**What you have to do:** Search the material below for the word "title". Copy every line that has it.

**Input rows:**
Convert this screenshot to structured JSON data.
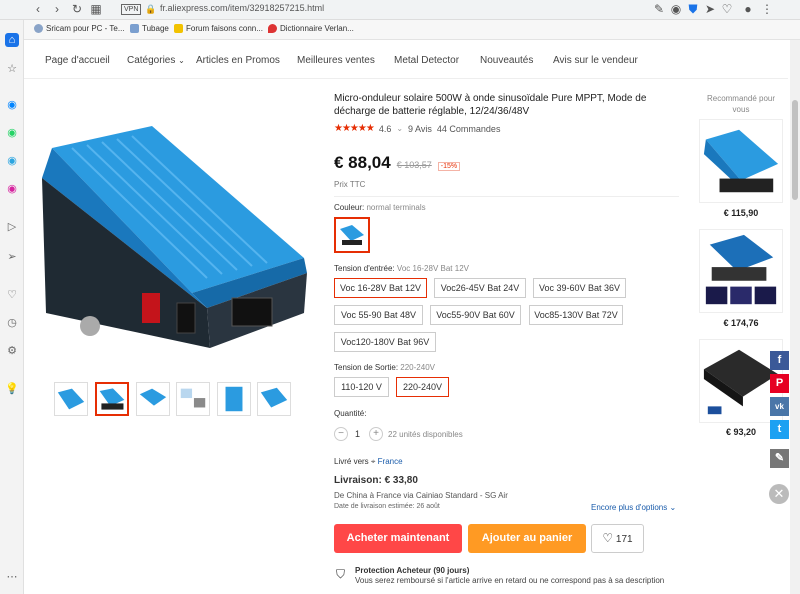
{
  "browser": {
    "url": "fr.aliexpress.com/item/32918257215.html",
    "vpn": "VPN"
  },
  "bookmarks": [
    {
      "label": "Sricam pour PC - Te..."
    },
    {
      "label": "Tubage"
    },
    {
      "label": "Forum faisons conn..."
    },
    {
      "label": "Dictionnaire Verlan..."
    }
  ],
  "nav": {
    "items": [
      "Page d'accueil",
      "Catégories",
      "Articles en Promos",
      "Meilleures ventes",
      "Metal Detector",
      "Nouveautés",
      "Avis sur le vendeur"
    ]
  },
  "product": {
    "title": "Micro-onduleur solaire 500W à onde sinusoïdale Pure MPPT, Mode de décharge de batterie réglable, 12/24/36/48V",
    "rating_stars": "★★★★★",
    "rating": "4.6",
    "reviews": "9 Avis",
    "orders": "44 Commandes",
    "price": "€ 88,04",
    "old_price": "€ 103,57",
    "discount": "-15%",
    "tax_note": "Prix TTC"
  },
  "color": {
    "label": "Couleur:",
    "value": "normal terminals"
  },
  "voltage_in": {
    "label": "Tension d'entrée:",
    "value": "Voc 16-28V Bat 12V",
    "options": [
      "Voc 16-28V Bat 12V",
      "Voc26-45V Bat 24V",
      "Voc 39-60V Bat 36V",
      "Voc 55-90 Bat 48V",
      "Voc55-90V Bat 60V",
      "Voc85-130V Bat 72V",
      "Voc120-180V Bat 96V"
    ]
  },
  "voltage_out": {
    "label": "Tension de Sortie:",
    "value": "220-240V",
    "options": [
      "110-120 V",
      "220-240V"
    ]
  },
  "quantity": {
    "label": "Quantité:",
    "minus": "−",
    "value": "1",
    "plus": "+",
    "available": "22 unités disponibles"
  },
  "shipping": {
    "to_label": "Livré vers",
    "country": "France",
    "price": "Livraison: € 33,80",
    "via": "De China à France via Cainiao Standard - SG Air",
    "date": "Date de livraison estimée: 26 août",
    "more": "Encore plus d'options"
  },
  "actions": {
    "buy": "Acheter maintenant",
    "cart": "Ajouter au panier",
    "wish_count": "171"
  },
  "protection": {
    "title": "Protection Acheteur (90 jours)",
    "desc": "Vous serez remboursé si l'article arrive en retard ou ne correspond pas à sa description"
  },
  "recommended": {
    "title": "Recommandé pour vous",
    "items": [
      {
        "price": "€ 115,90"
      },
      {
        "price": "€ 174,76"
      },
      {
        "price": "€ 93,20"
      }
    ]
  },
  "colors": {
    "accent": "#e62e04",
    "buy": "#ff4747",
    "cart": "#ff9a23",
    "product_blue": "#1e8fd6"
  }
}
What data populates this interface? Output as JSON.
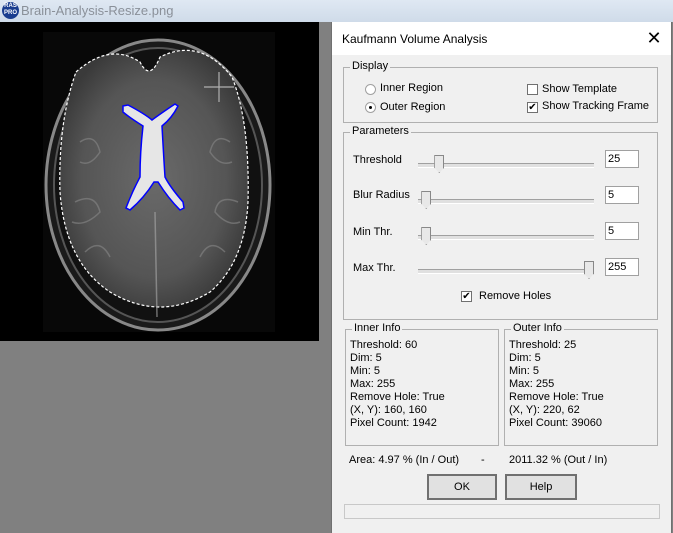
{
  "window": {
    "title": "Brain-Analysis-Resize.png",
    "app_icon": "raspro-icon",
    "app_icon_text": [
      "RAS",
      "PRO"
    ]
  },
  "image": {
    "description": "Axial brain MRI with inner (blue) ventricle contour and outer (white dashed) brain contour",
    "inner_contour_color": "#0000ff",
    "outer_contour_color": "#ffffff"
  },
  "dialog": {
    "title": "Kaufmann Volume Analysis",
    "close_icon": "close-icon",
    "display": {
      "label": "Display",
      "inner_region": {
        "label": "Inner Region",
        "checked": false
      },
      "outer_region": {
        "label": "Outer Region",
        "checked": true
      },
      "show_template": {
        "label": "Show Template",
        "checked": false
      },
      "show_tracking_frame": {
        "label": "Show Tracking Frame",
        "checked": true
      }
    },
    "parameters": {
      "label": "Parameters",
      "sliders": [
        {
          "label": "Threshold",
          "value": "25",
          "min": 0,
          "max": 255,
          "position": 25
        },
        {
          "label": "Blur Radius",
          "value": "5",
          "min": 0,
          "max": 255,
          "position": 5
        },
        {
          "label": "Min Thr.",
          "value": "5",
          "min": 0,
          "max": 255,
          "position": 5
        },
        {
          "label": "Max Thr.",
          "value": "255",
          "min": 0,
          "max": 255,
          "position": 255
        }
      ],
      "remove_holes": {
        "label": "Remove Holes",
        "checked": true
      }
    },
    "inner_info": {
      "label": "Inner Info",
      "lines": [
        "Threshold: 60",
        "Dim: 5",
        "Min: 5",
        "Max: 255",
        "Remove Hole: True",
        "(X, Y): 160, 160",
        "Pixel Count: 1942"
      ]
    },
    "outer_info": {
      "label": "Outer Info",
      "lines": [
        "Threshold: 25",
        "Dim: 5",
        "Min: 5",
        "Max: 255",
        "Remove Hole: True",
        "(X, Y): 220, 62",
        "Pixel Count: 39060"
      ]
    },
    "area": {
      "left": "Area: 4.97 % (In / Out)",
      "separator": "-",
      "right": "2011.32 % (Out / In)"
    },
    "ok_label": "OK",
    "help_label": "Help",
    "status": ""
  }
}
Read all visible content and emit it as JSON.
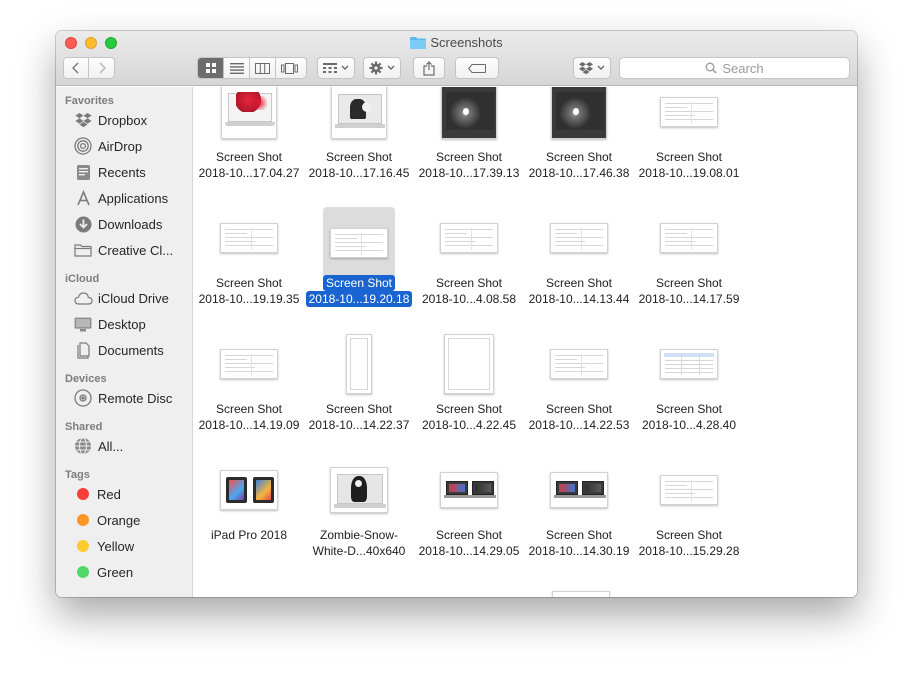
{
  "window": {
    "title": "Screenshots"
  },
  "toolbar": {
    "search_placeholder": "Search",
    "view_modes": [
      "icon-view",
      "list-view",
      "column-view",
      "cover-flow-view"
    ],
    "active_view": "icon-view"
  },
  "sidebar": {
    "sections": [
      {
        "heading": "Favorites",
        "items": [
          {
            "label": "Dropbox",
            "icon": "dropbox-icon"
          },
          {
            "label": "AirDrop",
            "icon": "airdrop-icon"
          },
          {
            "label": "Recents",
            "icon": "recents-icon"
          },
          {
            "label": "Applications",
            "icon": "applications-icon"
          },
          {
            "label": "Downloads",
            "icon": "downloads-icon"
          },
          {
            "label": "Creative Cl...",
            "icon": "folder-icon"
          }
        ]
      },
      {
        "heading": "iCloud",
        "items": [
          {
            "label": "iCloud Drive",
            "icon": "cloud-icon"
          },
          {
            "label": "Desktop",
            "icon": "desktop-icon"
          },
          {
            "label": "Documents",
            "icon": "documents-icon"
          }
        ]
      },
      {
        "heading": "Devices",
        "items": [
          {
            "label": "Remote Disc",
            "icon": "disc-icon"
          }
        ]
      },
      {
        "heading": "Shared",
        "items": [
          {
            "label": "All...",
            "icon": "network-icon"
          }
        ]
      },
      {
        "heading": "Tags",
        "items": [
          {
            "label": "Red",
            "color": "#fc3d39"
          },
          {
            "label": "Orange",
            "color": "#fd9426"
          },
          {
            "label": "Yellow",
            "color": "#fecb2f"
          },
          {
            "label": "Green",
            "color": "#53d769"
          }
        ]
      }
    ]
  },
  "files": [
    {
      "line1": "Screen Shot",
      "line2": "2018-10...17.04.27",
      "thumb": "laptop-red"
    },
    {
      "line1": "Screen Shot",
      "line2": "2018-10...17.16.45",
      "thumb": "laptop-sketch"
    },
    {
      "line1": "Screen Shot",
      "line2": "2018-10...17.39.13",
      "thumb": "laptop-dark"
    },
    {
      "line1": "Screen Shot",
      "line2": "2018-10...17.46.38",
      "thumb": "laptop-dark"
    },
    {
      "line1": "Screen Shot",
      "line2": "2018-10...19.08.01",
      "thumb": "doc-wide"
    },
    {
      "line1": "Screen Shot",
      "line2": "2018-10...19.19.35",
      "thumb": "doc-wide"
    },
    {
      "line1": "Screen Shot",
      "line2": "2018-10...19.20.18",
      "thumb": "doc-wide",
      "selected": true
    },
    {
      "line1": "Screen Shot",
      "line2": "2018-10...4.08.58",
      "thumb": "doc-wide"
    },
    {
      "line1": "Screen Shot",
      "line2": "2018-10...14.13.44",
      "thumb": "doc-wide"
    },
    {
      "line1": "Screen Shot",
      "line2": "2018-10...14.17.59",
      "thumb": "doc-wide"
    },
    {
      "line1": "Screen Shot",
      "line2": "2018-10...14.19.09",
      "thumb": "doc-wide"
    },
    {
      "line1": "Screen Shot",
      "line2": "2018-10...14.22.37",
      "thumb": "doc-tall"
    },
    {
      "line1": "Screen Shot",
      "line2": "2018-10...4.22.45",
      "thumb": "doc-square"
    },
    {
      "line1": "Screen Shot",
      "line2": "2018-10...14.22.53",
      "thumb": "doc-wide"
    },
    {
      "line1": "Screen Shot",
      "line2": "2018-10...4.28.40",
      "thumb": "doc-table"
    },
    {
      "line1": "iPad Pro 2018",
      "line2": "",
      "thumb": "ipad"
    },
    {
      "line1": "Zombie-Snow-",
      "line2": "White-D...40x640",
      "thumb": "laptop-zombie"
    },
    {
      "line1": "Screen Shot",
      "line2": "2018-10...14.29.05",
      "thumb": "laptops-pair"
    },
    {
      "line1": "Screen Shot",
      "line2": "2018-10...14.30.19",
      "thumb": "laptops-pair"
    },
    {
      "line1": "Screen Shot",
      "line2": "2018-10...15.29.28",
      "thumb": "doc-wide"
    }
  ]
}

**Expected answer:**
    "title": "Micro-onduleur solaire 500W à onde sinusoïdale Pure MPPT, Mode de décharge de batterie réglable, 12/24/36/48V",
    "title": "Protection Acheteur (90 jours)",
    "title": "Recommandé pour vous",
    "title": "Brain-Analysis-Resize.png",
    "title": "Kaufmann Volume Analysis",
    "title": "Screenshots"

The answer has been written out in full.